**WHAT YOU WILL DO**
1. From the interview below, copy the passage between "Liana Biasucci ‘21" and "sustainability consulting firm.", inclusive, with no changes.
2. According to the interview below, in which city is Green Strategies based?

**QUOTED PASSAGE**
__________

Liana Biasucci ‘21 was an economics and environmental studies double major at Wes whose senior capstone essay was entitled, How to Build Back Better: Greening the Recovery from COVID-19, about using government stimulus packages to advance climate mitigation in the US and combining economic goals with environmental ones (before the Inflation Reduction Act came out). Today, she is a manager at Green Strategies, a sustainability consulting firm.
Tell us about your role at Green Strategies.
Green Strategies is a boutique sustainability consulting firm based in Washington, DC. When I say boutique, there are four of us! We work with companies that want to become more sustainable. Typically, most of our client work is related to buying clean energy and reducing carbon emissions, but we also do some more general kind of ESG (environmental, social, and governance) report advising as well as water conservation, plastic reduction, and some thought leadership work. We really try to focus on climate impact, because companies are spending a lot of money on the ESG and their sustainability reports and we want to make sure they’re having an impact and not just paying lip service to being green.
How did you get involved with Green Strategies and interested in ESG work in general?
I always knew I wanted to do environmental work, and because I was also an econ major, I really wanted to focus on macroeconomics: how economic policy can influence climate issues. But, of course, not much happens on that front in this country. So when I was abroad, studying in Sydney, Australia, right before the pandemic hit, I did an internship with a very similar sustainability consulting firm that did a lot of ESG reporting for companies. Australia’s really big on recycled material and the circular economy, so that was the first time I ever really focused on the intersection of sustainability and business.

__________

**SUPPLIED DATA**
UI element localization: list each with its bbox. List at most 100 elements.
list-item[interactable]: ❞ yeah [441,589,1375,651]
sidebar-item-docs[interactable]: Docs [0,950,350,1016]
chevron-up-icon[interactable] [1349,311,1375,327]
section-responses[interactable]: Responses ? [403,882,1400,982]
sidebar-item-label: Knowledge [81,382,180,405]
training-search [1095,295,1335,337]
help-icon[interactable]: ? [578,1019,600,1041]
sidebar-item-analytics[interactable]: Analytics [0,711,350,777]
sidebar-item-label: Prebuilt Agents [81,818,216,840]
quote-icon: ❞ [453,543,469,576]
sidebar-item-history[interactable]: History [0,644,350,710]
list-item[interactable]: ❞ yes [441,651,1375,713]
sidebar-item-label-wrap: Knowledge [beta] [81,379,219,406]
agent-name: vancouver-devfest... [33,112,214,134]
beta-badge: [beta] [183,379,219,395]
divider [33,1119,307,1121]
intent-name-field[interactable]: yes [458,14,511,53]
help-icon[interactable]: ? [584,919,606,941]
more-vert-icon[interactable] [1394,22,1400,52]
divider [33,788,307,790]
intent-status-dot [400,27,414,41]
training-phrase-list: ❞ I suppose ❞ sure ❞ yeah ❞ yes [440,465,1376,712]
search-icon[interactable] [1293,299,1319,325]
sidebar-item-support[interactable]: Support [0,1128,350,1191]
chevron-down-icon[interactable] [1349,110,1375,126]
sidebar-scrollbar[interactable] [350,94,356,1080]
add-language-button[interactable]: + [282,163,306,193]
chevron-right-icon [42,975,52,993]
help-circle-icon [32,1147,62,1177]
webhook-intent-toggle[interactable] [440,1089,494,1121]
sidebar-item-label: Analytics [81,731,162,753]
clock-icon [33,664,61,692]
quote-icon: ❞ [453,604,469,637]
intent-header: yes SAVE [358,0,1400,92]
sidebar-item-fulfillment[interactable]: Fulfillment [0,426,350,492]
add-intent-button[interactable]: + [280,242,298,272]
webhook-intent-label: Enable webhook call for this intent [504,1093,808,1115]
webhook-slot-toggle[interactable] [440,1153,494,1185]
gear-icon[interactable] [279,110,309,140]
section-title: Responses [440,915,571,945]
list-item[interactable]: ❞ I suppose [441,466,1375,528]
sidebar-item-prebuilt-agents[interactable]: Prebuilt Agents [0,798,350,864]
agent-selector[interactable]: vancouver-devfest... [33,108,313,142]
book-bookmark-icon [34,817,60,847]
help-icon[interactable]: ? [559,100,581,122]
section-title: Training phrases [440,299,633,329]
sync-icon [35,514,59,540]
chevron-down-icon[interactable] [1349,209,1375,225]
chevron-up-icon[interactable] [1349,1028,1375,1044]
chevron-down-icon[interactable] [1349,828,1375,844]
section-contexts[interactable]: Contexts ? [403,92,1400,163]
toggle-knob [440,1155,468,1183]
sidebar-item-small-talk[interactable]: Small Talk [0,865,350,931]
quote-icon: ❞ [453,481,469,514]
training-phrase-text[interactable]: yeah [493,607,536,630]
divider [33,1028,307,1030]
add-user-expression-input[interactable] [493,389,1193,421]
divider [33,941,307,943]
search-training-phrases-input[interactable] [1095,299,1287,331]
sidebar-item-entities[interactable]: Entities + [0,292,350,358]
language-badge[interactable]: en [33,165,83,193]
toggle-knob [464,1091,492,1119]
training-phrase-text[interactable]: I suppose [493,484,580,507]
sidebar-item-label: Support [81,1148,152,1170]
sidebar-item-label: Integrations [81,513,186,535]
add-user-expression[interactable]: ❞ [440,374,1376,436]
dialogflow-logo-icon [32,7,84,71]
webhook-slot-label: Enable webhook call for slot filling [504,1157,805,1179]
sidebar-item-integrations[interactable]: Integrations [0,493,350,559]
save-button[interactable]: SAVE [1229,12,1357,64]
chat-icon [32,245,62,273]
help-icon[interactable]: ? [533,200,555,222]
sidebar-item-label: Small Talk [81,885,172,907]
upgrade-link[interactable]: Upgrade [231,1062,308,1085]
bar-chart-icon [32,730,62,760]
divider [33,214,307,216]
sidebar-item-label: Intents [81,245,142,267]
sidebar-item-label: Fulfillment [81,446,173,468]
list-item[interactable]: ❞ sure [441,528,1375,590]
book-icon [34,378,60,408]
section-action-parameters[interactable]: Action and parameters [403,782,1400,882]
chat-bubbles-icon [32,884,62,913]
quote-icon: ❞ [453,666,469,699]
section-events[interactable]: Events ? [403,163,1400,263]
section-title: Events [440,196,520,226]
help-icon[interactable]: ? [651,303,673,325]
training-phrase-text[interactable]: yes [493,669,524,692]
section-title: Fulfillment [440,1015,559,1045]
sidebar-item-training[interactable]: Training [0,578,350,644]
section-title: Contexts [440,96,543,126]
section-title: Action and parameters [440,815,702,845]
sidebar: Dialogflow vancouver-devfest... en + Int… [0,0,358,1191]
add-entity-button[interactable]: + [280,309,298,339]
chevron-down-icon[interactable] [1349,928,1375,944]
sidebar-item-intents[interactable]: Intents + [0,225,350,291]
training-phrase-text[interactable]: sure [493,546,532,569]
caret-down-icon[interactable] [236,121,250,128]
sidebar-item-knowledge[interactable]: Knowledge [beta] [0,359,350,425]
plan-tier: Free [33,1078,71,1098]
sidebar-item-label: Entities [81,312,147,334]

__________

**RESULTS FOR THE EXERCISE**
1.
Liana Biasucci ‘21 was an economics and environmental studies double major at Wes whose senior capstone essay was entitled, How to Build Back Better: Greening the Recovery from COVID-19, about using government stimulus packages to advance climate mitigation in the US and combining economic goals with environmental ones (before the Inflation Reduction Act came out). Today, she is a manager at Green Strategies, a sustainability consulting firm.

2. Washington, DC